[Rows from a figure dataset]
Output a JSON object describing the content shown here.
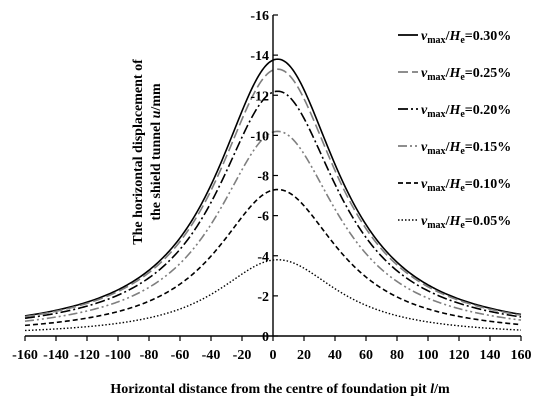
{
  "chart_data": {
    "type": "line",
    "xlabel_parts": [
      "Horizontal distance from the centre of foundation pit ",
      "l",
      "/m"
    ],
    "ylabel_line1": "The horizontal displacement of",
    "ylabel_line2_parts": [
      "the shield tunnel ",
      "u",
      "/mm"
    ],
    "xlim": [
      -160,
      160
    ],
    "ylim": [
      0,
      -16
    ],
    "x_ticks": [
      -160,
      -140,
      -120,
      -100,
      -80,
      -60,
      -40,
      -20,
      0,
      20,
      40,
      60,
      80,
      100,
      120,
      140,
      160
    ],
    "y_ticks": [
      0,
      -2,
      -4,
      -6,
      -8,
      -10,
      -12,
      -14,
      -16
    ],
    "legend_position": "top-right",
    "series": [
      {
        "name": "vmax/He=0.30%",
        "ratio": "0.30%",
        "peak": -13.8,
        "dash": "",
        "color": "#000000",
        "width": 1.6
      },
      {
        "name": "vmax/He=0.25%",
        "ratio": "0.25%",
        "peak": -13.3,
        "dash": "10,4",
        "color": "#7f7f7f",
        "width": 1.6
      },
      {
        "name": "vmax/He=0.20%",
        "ratio": "0.20%",
        "peak": -12.2,
        "dash": "10,3,2,3",
        "color": "#000000",
        "width": 1.6
      },
      {
        "name": "vmax/He=0.15%",
        "ratio": "0.15%",
        "peak": -10.2,
        "dash": "9,3,2,3,2,3",
        "color": "#7f7f7f",
        "width": 1.6
      },
      {
        "name": "vmax/He=0.10%",
        "ratio": "0.10%",
        "peak": -7.3,
        "dash": "5,3",
        "color": "#000000",
        "width": 1.6
      },
      {
        "name": "vmax/He=0.05%",
        "ratio": "0.05%",
        "peak": -3.8,
        "dash": "1.5,2",
        "color": "#000000",
        "width": 1.4
      }
    ]
  }
}
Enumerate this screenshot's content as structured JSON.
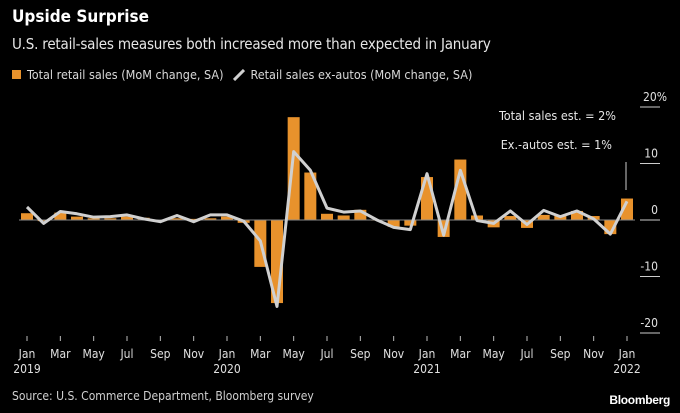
{
  "header": {
    "title": "Upside Surprise",
    "subtitle": "U.S. retail-sales measures both increased more than expected in January"
  },
  "legend": {
    "total": "Total retail sales (MoM change, SA)",
    "exautos": "Retail sales ex-autos (MoM change, SA)"
  },
  "annotations": {
    "total_est": "Total sales est. = 2%",
    "exautos_est": "Ex.-autos est. = 1%"
  },
  "footer": {
    "source": "Source: U.S. Commerce Department, Bloomberg survey",
    "logo": "Bloomberg"
  },
  "colors": {
    "bar": "#e8922c",
    "line": "#d0d0d0",
    "background": "#000000"
  },
  "chart_data": {
    "type": "bar+line",
    "title": "Upside Surprise",
    "ylim": [
      -20,
      20
    ],
    "yticks": [
      {
        "v": 20,
        "label": "20%"
      },
      {
        "v": 10,
        "label": "10"
      },
      {
        "v": 0,
        "label": "0"
      },
      {
        "v": -10,
        "label": "-10"
      },
      {
        "v": -20,
        "label": "-20"
      }
    ],
    "xtick_labels": [
      {
        "i": 0,
        "month": "Jan",
        "year": "2019"
      },
      {
        "i": 2,
        "month": "Mar"
      },
      {
        "i": 4,
        "month": "May"
      },
      {
        "i": 6,
        "month": "Jul"
      },
      {
        "i": 8,
        "month": "Sep"
      },
      {
        "i": 10,
        "month": "Nov"
      },
      {
        "i": 12,
        "month": "Jan",
        "year": "2020"
      },
      {
        "i": 14,
        "month": "Mar"
      },
      {
        "i": 16,
        "month": "May"
      },
      {
        "i": 18,
        "month": "Jul"
      },
      {
        "i": 20,
        "month": "Sep"
      },
      {
        "i": 22,
        "month": "Nov"
      },
      {
        "i": 24,
        "month": "Jan",
        "year": "2021"
      },
      {
        "i": 26,
        "month": "Mar"
      },
      {
        "i": 28,
        "month": "May"
      },
      {
        "i": 30,
        "month": "Jul"
      },
      {
        "i": 32,
        "month": "Sep"
      },
      {
        "i": 34,
        "month": "Nov"
      },
      {
        "i": 36,
        "month": "Jan",
        "year": "2022"
      }
    ],
    "x_range": "Jan 2019 – Jan 2022 (monthly)",
    "series": [
      {
        "name": "Total retail sales (MoM change, SA)",
        "type": "bar",
        "values": [
          1.2,
          -0.2,
          1.3,
          0.6,
          0.3,
          0.3,
          0.6,
          0.4,
          -0.2,
          0.3,
          0.2,
          0.3,
          0.6,
          -0.5,
          -8.3,
          -14.7,
          18.2,
          8.4,
          1.1,
          0.8,
          1.8,
          -0.1,
          -1.2,
          -1.0,
          7.6,
          -3.0,
          10.7,
          0.8,
          -1.3,
          0.7,
          -1.4,
          0.9,
          0.8,
          1.6,
          0.7,
          -2.5,
          3.8
        ]
      },
      {
        "name": "Retail sales ex-autos (MoM change, SA)",
        "type": "line",
        "values": [
          2.3,
          -0.6,
          1.5,
          1.1,
          0.5,
          0.6,
          0.9,
          0.2,
          -0.3,
          0.8,
          -0.3,
          0.9,
          0.9,
          -0.2,
          -3.7,
          -15.3,
          12.1,
          8.8,
          2.1,
          1.4,
          1.6,
          0.0,
          -1.3,
          -1.7,
          8.2,
          -2.7,
          8.8,
          -0.1,
          -0.6,
          1.6,
          -0.8,
          1.7,
          0.6,
          1.6,
          0.2,
          -2.5,
          3.3
        ]
      }
    ]
  }
}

AIM
Every entry above needs to be retyped exactly; drop the pictures.

EXERCISE SOLUTION
Output a JSON object describing the content shown here.
{
  "chart_data": {
    "type": "line",
    "xlabel_parts": [
      "Horizontal distance from the centre of foundation pit ",
      "l",
      "/m"
    ],
    "ylabel_line1": "The horizontal displacement of",
    "ylabel_line2_parts": [
      "the shield tunnel ",
      "u",
      "/mm"
    ],
    "xlim": [
      -160,
      160
    ],
    "ylim": [
      0,
      -16
    ],
    "x_ticks": [
      -160,
      -140,
      -120,
      -100,
      -80,
      -60,
      -40,
      -20,
      0,
      20,
      40,
      60,
      80,
      100,
      120,
      140,
      160
    ],
    "y_ticks": [
      0,
      -2,
      -4,
      -6,
      -8,
      -10,
      -12,
      -14,
      -16
    ],
    "legend_position": "top-right",
    "series": [
      {
        "name": "vmax/He=0.30%",
        "ratio": "0.30%",
        "peak": -13.8,
        "dash": "",
        "color": "#000000",
        "width": 1.6
      },
      {
        "name": "vmax/He=0.25%",
        "ratio": "0.25%",
        "peak": -13.3,
        "dash": "10,4",
        "color": "#7f7f7f",
        "width": 1.6
      },
      {
        "name": "vmax/He=0.20%",
        "ratio": "0.20%",
        "peak": -12.2,
        "dash": "10,3,2,3",
        "color": "#000000",
        "width": 1.6
      },
      {
        "name": "vmax/He=0.15%",
        "ratio": "0.15%",
        "peak": -10.2,
        "dash": "9,3,2,3,2,3",
        "color": "#7f7f7f",
        "width": 1.6
      },
      {
        "name": "vmax/He=0.10%",
        "ratio": "0.10%",
        "peak": -7.3,
        "dash": "5,3",
        "color": "#000000",
        "width": 1.6
      },
      {
        "name": "vmax/He=0.05%",
        "ratio": "0.05%",
        "peak": -3.8,
        "dash": "1.5,2",
        "color": "#000000",
        "width": 1.4
      }
    ]
  }
}
Enumerate this screenshot's content as structured JSON.
{
  "header": {
    "title": "Upside Surprise",
    "subtitle": "U.S. retail-sales measures both increased more than expected in January"
  },
  "legend": {
    "total": "Total retail sales (MoM change, SA)",
    "exautos": "Retail sales ex-autos (MoM change, SA)"
  },
  "annotations": {
    "total_est": "Total sales est. = 2%",
    "exautos_est": "Ex.-autos est. = 1%"
  },
  "footer": {
    "source": "Source: U.S. Commerce Department, Bloomberg survey",
    "logo": "Bloomberg"
  },
  "colors": {
    "bar": "#e8922c",
    "line": "#d0d0d0",
    "background": "#000000"
  },
  "chart_data": {
    "type": "bar+line",
    "title": "Upside Surprise",
    "ylim": [
      -20,
      20
    ],
    "yticks": [
      {
        "v": 20,
        "label": "20%"
      },
      {
        "v": 10,
        "label": "10"
      },
      {
        "v": 0,
        "label": "0"
      },
      {
        "v": -10,
        "label": "-10"
      },
      {
        "v": -20,
        "label": "-20"
      }
    ],
    "xtick_labels": [
      {
        "i": 0,
        "month": "Jan",
        "year": "2019"
      },
      {
        "i": 2,
        "month": "Mar"
      },
      {
        "i": 4,
        "month": "May"
      },
      {
        "i": 6,
        "month": "Jul"
      },
      {
        "i": 8,
        "month": "Sep"
      },
      {
        "i": 10,
        "month": "Nov"
      },
      {
        "i": 12,
        "month": "Jan",
        "year": "2020"
      },
      {
        "i": 14,
        "month": "Mar"
      },
      {
        "i": 16,
        "month": "May"
      },
      {
        "i": 18,
        "month": "Jul"
      },
      {
        "i": 20,
        "month": "Sep"
      },
      {
        "i": 22,
        "month": "Nov"
      },
      {
        "i": 24,
        "month": "Jan",
        "year": "2021"
      },
      {
        "i": 26,
        "month": "Mar"
      },
      {
        "i": 28,
        "month": "May"
      },
      {
        "i": 30,
        "month": "Jul"
      },
      {
        "i": 32,
        "month": "Sep"
      },
      {
        "i": 34,
        "month": "Nov"
      },
      {
        "i": 36,
        "month": "Jan",
        "year": "2022"
      }
    ],
    "x_range": "Jan 2019 – Jan 2022 (monthly)",
    "series": [
      {
        "name": "Total retail sales (MoM change, SA)",
        "type": "bar",
        "values": [
          1.2,
          -0.2,
          1.3,
          0.6,
          0.3,
          0.3,
          0.6,
          0.4,
          -0.2,
          0.3,
          0.2,
          0.3,
          0.6,
          -0.5,
          -8.3,
          -14.7,
          18.2,
          8.4,
          1.1,
          0.8,
          1.8,
          -0.1,
          -1.2,
          -1.0,
          7.6,
          -3.0,
          10.7,
          0.8,
          -1.3,
          0.7,
          -1.4,
          0.9,
          0.8,
          1.6,
          0.7,
          -2.5,
          3.8
        ]
      },
      {
        "name": "Retail sales ex-autos (MoM change, SA)",
        "type": "line",
        "values": [
          2.3,
          -0.6,
          1.5,
          1.1,
          0.5,
          0.6,
          0.9,
          0.2,
          -0.3,
          0.8,
          -0.3,
          0.9,
          0.9,
          -0.2,
          -3.7,
          -15.3,
          12.1,
          8.8,
          2.1,
          1.4,
          1.6,
          0.0,
          -1.3,
          -1.7,
          8.2,
          -2.7,
          8.8,
          -0.1,
          -0.6,
          1.6,
          -0.8,
          1.7,
          0.6,
          1.6,
          0.2,
          -2.5,
          3.3
        ]
      }
    ]
  }
}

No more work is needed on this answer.